== TASK REQUIREMENTS ==
Copy the lines below as they are; omit the images they contain.

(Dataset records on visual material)
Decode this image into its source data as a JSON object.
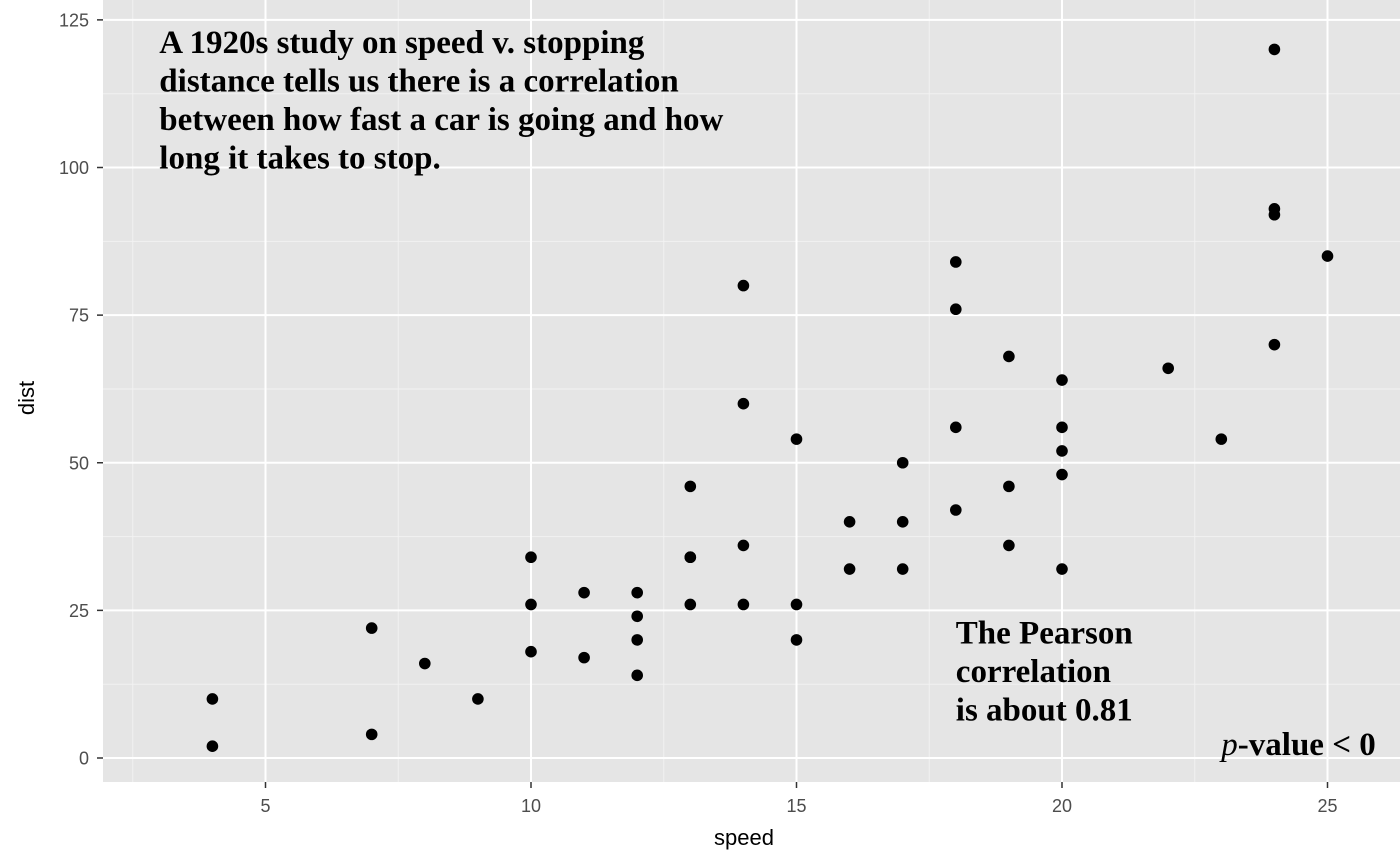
{
  "chart_data": {
    "type": "scatter",
    "xlabel": "speed",
    "ylabel": "dist",
    "xlim": [
      2.5,
      26
    ],
    "ylim": [
      -4,
      126
    ],
    "x_ticks": [
      5,
      10,
      15,
      20,
      25
    ],
    "y_ticks": [
      0,
      25,
      50,
      75,
      100,
      125
    ],
    "x_tick_labels": [
      "5",
      "10",
      "15",
      "20",
      "25"
    ],
    "y_tick_labels": [
      "0",
      "25",
      "50",
      "75",
      "100",
      "125"
    ],
    "grid": true,
    "background": "#e5e5e5",
    "point_color": "#000000",
    "points": [
      {
        "x": 4,
        "y": 2
      },
      {
        "x": 4,
        "y": 10
      },
      {
        "x": 7,
        "y": 4
      },
      {
        "x": 7,
        "y": 22
      },
      {
        "x": 8,
        "y": 16
      },
      {
        "x": 9,
        "y": 10
      },
      {
        "x": 10,
        "y": 18
      },
      {
        "x": 10,
        "y": 26
      },
      {
        "x": 10,
        "y": 34
      },
      {
        "x": 11,
        "y": 17
      },
      {
        "x": 11,
        "y": 28
      },
      {
        "x": 12,
        "y": 14
      },
      {
        "x": 12,
        "y": 20
      },
      {
        "x": 12,
        "y": 24
      },
      {
        "x": 12,
        "y": 28
      },
      {
        "x": 13,
        "y": 26
      },
      {
        "x": 13,
        "y": 34
      },
      {
        "x": 13,
        "y": 34
      },
      {
        "x": 13,
        "y": 46
      },
      {
        "x": 14,
        "y": 26
      },
      {
        "x": 14,
        "y": 36
      },
      {
        "x": 14,
        "y": 60
      },
      {
        "x": 14,
        "y": 80
      },
      {
        "x": 15,
        "y": 20
      },
      {
        "x": 15,
        "y": 26
      },
      {
        "x": 15,
        "y": 54
      },
      {
        "x": 16,
        "y": 32
      },
      {
        "x": 16,
        "y": 40
      },
      {
        "x": 17,
        "y": 32
      },
      {
        "x": 17,
        "y": 40
      },
      {
        "x": 17,
        "y": 50
      },
      {
        "x": 18,
        "y": 42
      },
      {
        "x": 18,
        "y": 56
      },
      {
        "x": 18,
        "y": 76
      },
      {
        "x": 18,
        "y": 84
      },
      {
        "x": 19,
        "y": 36
      },
      {
        "x": 19,
        "y": 46
      },
      {
        "x": 19,
        "y": 68
      },
      {
        "x": 20,
        "y": 32
      },
      {
        "x": 20,
        "y": 48
      },
      {
        "x": 20,
        "y": 52
      },
      {
        "x": 20,
        "y": 56
      },
      {
        "x": 20,
        "y": 64
      },
      {
        "x": 22,
        "y": 66
      },
      {
        "x": 23,
        "y": 54
      },
      {
        "x": 24,
        "y": 70
      },
      {
        "x": 24,
        "y": 92
      },
      {
        "x": 24,
        "y": 93
      },
      {
        "x": 24,
        "y": 120
      },
      {
        "x": 25,
        "y": 85
      }
    ],
    "annotations": [
      {
        "lines": [
          "A 1920s study on speed v. stopping",
          "distance tells us there is a correlation",
          "between how fast a car is going and how",
          "long it takes to stop."
        ],
        "x": 3,
        "y": 125,
        "anchor": "top-left"
      },
      {
        "lines": [
          "The Pearson",
          "correlation",
          "is about 0.81"
        ],
        "x": 18,
        "y": 25,
        "anchor": "top-left"
      },
      {
        "italic_part": "p",
        "text": "-value < 0",
        "x": 23,
        "y": 0,
        "anchor": "bottom-left"
      }
    ]
  }
}
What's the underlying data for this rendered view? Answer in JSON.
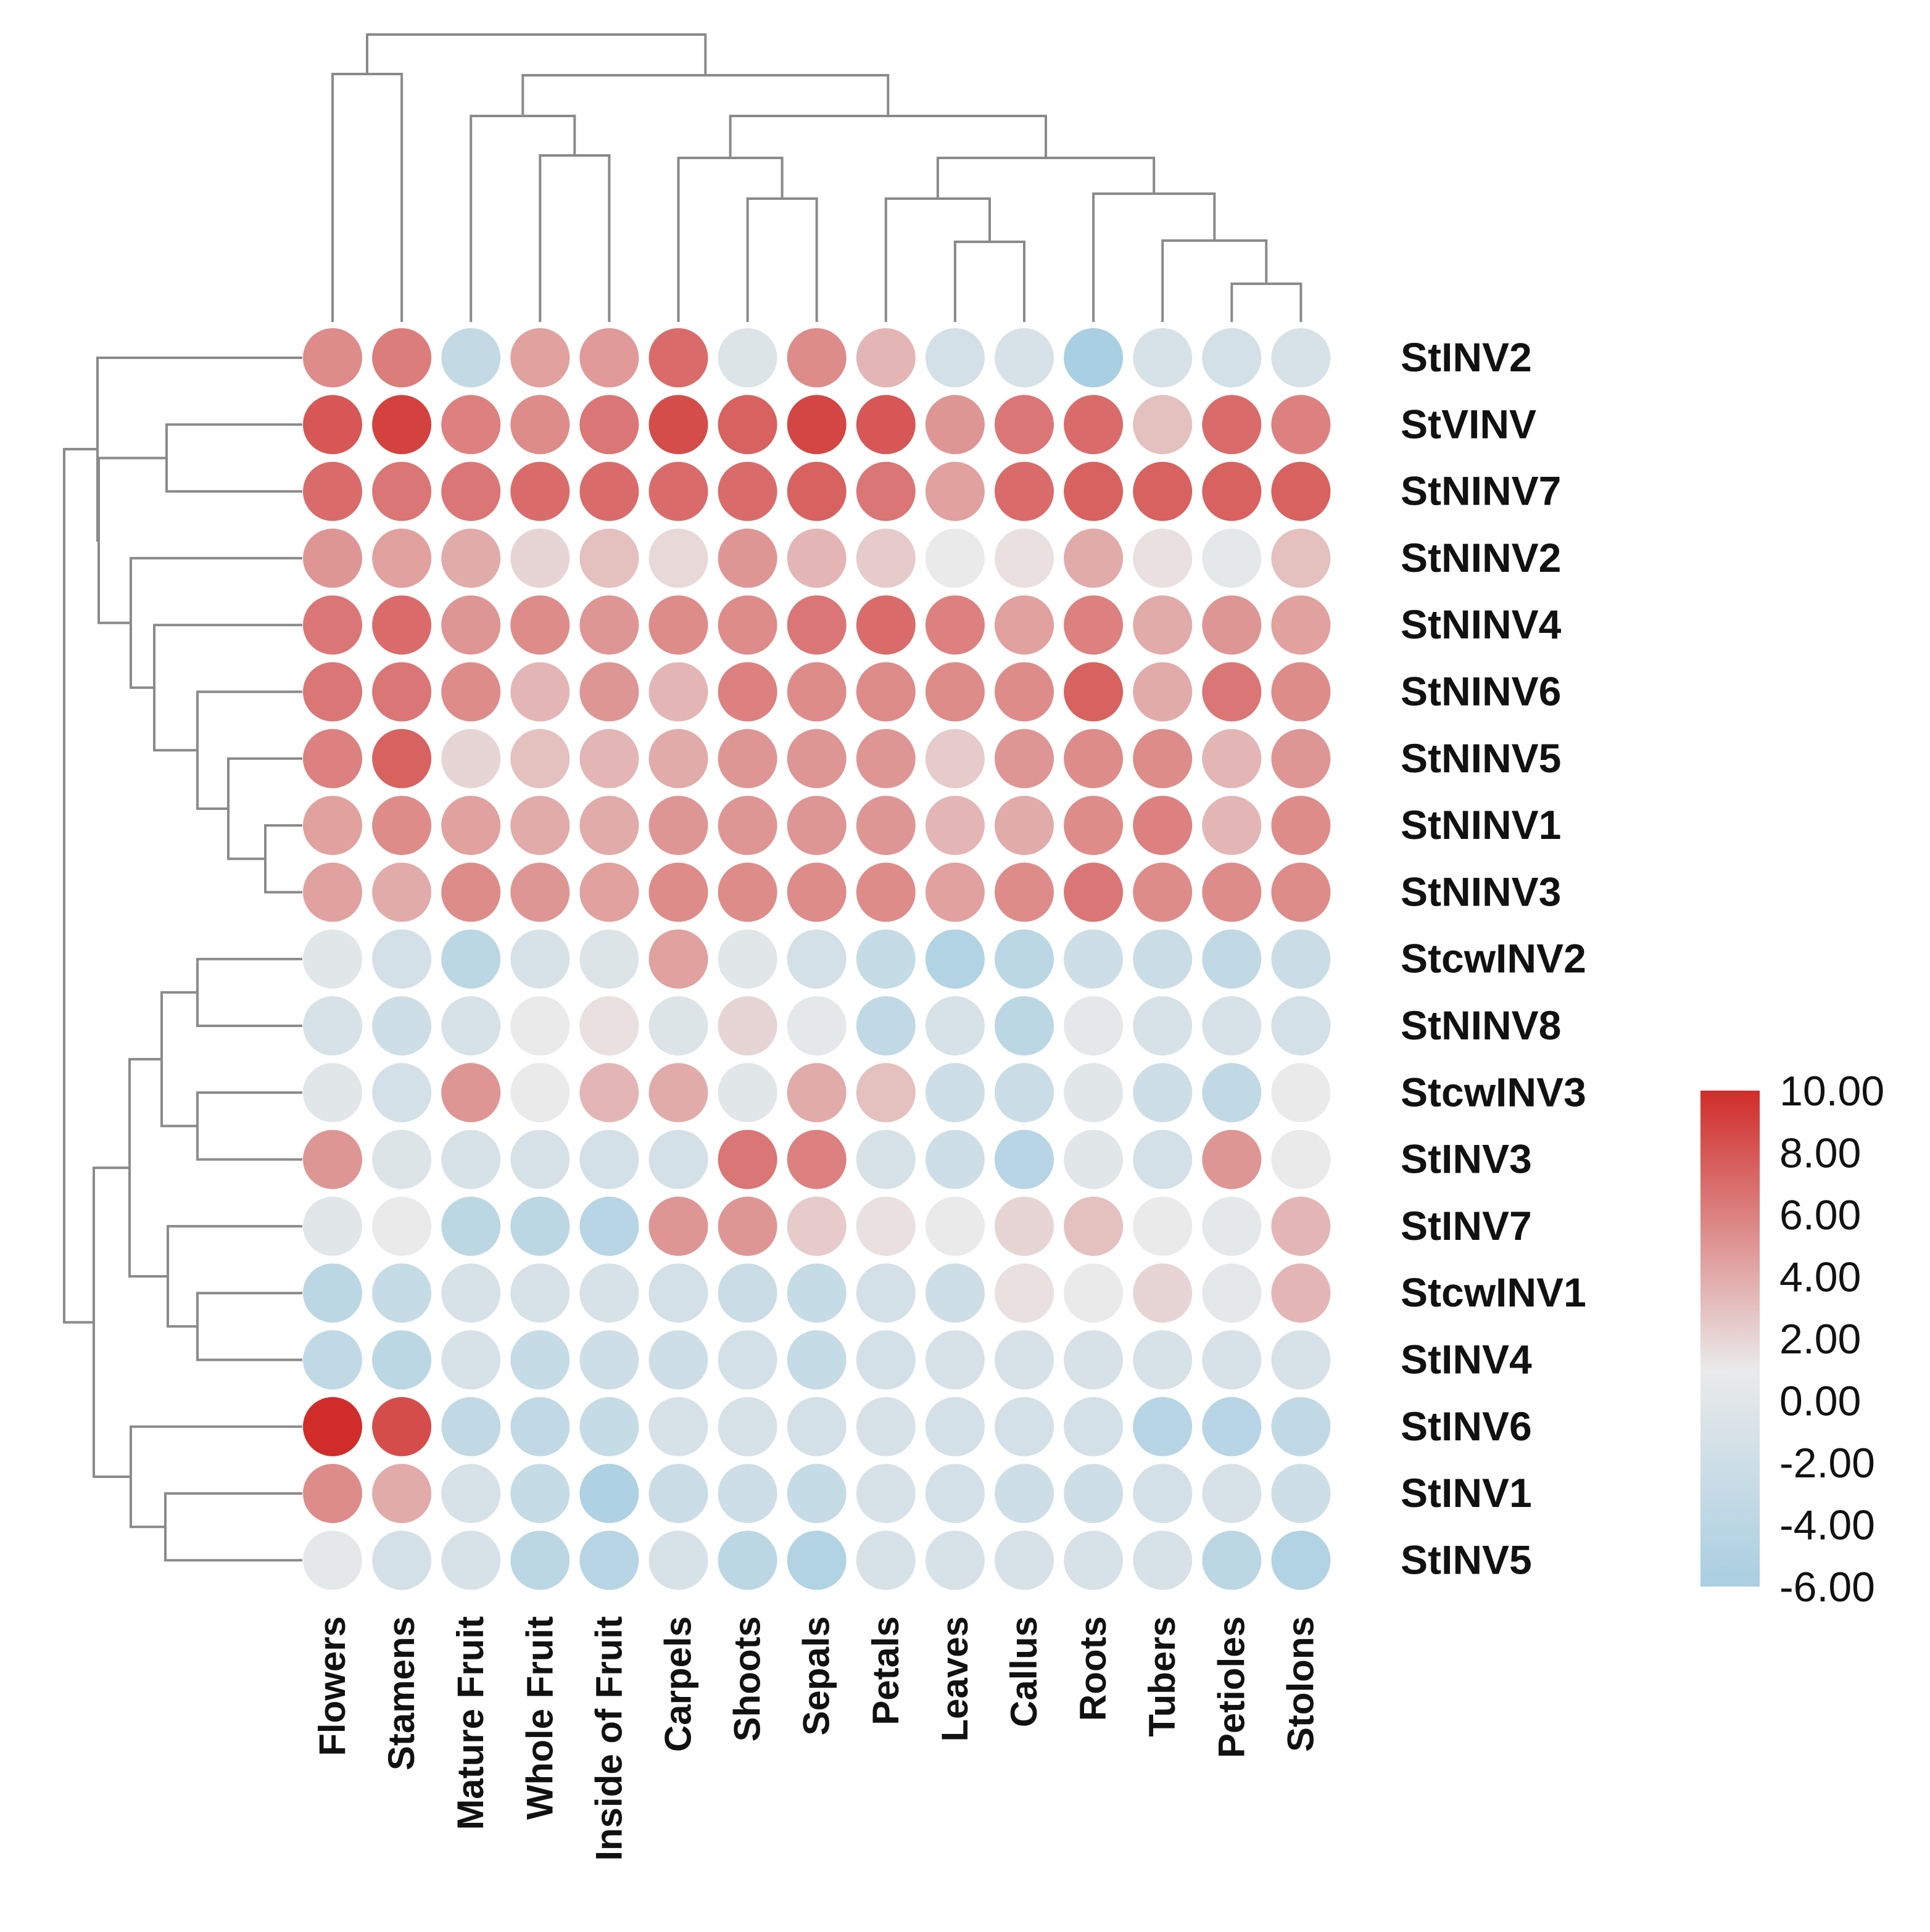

== SOLUTION ==
Decode this image into its source data as a JSON object.
{
  "chart_data": {
    "type": "scatter",
    "xlabel": "speed",
    "ylabel": "dist",
    "xlim": [
      2.5,
      26
    ],
    "ylim": [
      -4,
      126
    ],
    "x_ticks": [
      5,
      10,
      15,
      20,
      25
    ],
    "y_ticks": [
      0,
      25,
      50,
      75,
      100,
      125
    ],
    "x_tick_labels": [
      "5",
      "10",
      "15",
      "20",
      "25"
    ],
    "y_tick_labels": [
      "0",
      "25",
      "50",
      "75",
      "100",
      "125"
    ],
    "grid": true,
    "background": "#e5e5e5",
    "point_color": "#000000",
    "points": [
      {
        "x": 4,
        "y": 2
      },
      {
        "x": 4,
        "y": 10
      },
      {
        "x": 7,
        "y": 4
      },
      {
        "x": 7,
        "y": 22
      },
      {
        "x": 8,
        "y": 16
      },
      {
        "x": 9,
        "y": 10
      },
      {
        "x": 10,
        "y": 18
      },
      {
        "x": 10,
        "y": 26
      },
      {
        "x": 10,
        "y": 34
      },
      {
        "x": 11,
        "y": 17
      },
      {
        "x": 11,
        "y": 28
      },
      {
        "x": 12,
        "y": 14
      },
      {
        "x": 12,
        "y": 20
      },
      {
        "x": 12,
        "y": 24
      },
      {
        "x": 12,
        "y": 28
      },
      {
        "x": 13,
        "y": 26
      },
      {
        "x": 13,
        "y": 34
      },
      {
        "x": 13,
        "y": 34
      },
      {
        "x": 13,
        "y": 46
      },
      {
        "x": 14,
        "y": 26
      },
      {
        "x": 14,
        "y": 36
      },
      {
        "x": 14,
        "y": 60
      },
      {
        "x": 14,
        "y": 80
      },
      {
        "x": 15,
        "y": 20
      },
      {
        "x": 15,
        "y": 26
      },
      {
        "x": 15,
        "y": 54
      },
      {
        "x": 16,
        "y": 32
      },
      {
        "x": 16,
        "y": 40
      },
      {
        "x": 17,
        "y": 32
      },
      {
        "x": 17,
        "y": 40
      },
      {
        "x": 17,
        "y": 50
      },
      {
        "x": 18,
        "y": 42
      },
      {
        "x": 18,
        "y": 56
      },
      {
        "x": 18,
        "y": 76
      },
      {
        "x": 18,
        "y": 84
      },
      {
        "x": 19,
        "y": 36
      },
      {
        "x": 19,
        "y": 46
      },
      {
        "x": 19,
        "y": 68
      },
      {
        "x": 20,
        "y": 32
      },
      {
        "x": 20,
        "y": 48
      },
      {
        "x": 20,
        "y": 52
      },
      {
        "x": 20,
        "y": 56
      },
      {
        "x": 20,
        "y": 64
      },
      {
        "x": 22,
        "y": 66
      },
      {
        "x": 23,
        "y": 54
      },
      {
        "x": 24,
        "y": 70
      },
      {
        "x": 24,
        "y": 92
      },
      {
        "x": 24,
        "y": 93
      },
      {
        "x": 24,
        "y": 120
      },
      {
        "x": 25,
        "y": 85
      }
    ],
    "annotations": [
      {
        "lines": [
          "A 1920s study on speed v. stopping",
          "distance tells us there is a correlation",
          "between how fast a car is going and how",
          "long it takes to stop."
        ],
        "x": 3,
        "y": 125,
        "anchor": "top-left"
      },
      {
        "lines": [
          "The Pearson",
          "correlation",
          "is about 0.81"
        ],
        "x": 18,
        "y": 25,
        "anchor": "top-left"
      },
      {
        "italic_part": "p",
        "text": "-value < 0",
        "x": 23,
        "y": 0,
        "anchor": "bottom-left"
      }
    ]
  }
}
What's the underlying data for this rendered view? Answer in JSON.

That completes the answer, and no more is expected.